Le Bas-Canada  vers 1820

Une question d'Alexis de Tocqueville

Notice: voici un dialogue entre un observateur français et un paysan canadien- français. Le Français s’étonne que les Canadien français ne s’établissement pas davantage sur les terres disponibles. Le paysan lui répond ceci : «Mais pourquoi que vous gardez votre femme, quoique celle de votre voisin soit plus jolie?» Que veut-il dire par là?

Extrait:

L'observateur - «Pourquoi restez-vous si serrés au lieu de vous étendre dans le pays?

Le paysan - Nous avons tort, nous sentons bien que nous finirons par être enveloppés par les Anglais; il y a déjà là tout près des bas de soie (Irlandais et Écossais émigrants) qui viennent d'arriver. Mais que voulez-vous? Nous sommes nés là; on a ses parents, ses amis, son champ, dans un endroit, on ne saurait aller ailleurs.

- **Extrait des données**:
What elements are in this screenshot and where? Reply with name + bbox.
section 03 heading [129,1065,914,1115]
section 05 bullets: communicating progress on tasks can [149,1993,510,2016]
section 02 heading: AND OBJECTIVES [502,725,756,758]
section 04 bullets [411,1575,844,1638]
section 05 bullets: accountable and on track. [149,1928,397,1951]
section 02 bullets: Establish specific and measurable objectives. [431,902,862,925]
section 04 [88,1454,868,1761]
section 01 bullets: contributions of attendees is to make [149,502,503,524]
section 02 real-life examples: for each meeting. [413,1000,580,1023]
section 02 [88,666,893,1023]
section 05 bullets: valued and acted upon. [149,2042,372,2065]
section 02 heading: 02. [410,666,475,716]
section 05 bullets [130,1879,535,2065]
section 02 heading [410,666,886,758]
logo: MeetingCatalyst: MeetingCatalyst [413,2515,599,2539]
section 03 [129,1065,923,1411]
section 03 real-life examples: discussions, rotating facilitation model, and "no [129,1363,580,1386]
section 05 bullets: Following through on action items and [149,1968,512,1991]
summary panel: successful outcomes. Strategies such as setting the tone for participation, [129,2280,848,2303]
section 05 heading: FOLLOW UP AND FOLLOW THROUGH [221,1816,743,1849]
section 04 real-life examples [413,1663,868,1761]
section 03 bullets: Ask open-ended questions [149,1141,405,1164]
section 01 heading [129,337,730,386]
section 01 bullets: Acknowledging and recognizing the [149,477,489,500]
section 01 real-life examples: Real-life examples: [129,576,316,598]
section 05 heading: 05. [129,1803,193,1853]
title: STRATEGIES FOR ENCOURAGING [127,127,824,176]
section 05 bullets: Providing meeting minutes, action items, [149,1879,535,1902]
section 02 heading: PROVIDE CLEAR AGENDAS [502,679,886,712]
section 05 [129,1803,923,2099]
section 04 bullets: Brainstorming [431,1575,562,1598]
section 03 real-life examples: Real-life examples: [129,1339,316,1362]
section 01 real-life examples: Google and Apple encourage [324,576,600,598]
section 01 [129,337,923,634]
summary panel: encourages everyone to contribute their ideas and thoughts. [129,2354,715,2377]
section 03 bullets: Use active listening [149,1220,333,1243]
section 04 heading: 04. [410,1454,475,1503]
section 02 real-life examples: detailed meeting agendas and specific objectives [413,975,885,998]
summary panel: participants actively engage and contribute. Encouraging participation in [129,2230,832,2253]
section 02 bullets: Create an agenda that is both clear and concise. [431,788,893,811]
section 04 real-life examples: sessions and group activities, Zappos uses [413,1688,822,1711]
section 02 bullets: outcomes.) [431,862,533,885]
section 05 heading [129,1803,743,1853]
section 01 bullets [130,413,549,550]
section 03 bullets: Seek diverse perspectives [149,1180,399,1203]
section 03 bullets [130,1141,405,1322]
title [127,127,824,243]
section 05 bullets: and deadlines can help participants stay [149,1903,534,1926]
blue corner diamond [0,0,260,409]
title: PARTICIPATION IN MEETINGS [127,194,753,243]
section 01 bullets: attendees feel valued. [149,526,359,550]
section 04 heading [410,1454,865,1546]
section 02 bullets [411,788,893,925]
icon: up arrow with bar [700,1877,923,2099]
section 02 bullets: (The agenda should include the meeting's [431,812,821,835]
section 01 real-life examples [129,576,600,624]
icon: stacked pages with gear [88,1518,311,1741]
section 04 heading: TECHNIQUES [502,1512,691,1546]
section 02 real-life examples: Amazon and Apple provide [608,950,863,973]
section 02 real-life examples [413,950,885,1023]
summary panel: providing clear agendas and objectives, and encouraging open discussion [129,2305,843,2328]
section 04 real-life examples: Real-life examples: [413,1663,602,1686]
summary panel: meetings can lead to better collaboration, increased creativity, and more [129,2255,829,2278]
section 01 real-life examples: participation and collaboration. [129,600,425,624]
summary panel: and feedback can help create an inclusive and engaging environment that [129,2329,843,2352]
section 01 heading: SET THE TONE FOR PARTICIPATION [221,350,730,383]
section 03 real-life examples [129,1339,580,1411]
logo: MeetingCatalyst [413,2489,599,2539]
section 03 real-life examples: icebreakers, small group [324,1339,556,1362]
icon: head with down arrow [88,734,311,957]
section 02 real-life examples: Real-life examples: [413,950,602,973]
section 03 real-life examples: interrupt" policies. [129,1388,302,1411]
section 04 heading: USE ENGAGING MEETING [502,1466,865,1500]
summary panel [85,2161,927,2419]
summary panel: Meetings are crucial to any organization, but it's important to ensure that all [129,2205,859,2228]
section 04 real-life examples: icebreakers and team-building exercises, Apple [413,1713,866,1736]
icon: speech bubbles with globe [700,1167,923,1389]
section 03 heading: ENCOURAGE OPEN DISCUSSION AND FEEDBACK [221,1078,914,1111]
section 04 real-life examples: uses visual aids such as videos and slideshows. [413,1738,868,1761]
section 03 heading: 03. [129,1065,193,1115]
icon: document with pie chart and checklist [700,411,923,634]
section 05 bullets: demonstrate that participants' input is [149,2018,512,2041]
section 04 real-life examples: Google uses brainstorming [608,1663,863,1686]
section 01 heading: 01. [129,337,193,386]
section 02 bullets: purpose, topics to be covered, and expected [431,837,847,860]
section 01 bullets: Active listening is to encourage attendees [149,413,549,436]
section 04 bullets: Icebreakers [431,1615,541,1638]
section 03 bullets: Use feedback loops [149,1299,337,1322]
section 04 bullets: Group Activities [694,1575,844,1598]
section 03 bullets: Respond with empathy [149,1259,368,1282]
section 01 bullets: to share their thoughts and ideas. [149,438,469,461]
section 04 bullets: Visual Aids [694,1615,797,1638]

- **Consigne**: Prolongez le dialogue sur le Bas-Canada vers 1820, reproduit plus haut avant le listing, en reprenant après la dernière réplique du paysan.

- **Réponse à l'exercice**:
L'observateur - Mais ceci n'est pas raisonnable. Avant tout, il faut vivre. Vous êtes heureux aujourd'hui; mais le champ qui vous suffit aujourd'hui sera insuffisant lorsque votre famille sera doublée ou triplée. Alors vous voudrez avancer dans les terres, mais déjà elles seront prises. Vous voyez bien qu'il faut vous en emparer les premiers, sans quoi votre bonheur n'a point d'avenir.

Le paysan - C'est vrai, nous avons tort, nous serions mieux en faisant comme vous dites. Mais pourquoi que vous gardez votre femme, quoique celle de votre voisin soit plus jolie?»

Source

Gustave de Beaumont cité dans Alexis de Tocqueville. «Lettre du 28 août 1831.» Regards sur le Bas-Canada. Montréal, 2003. p. 296-297.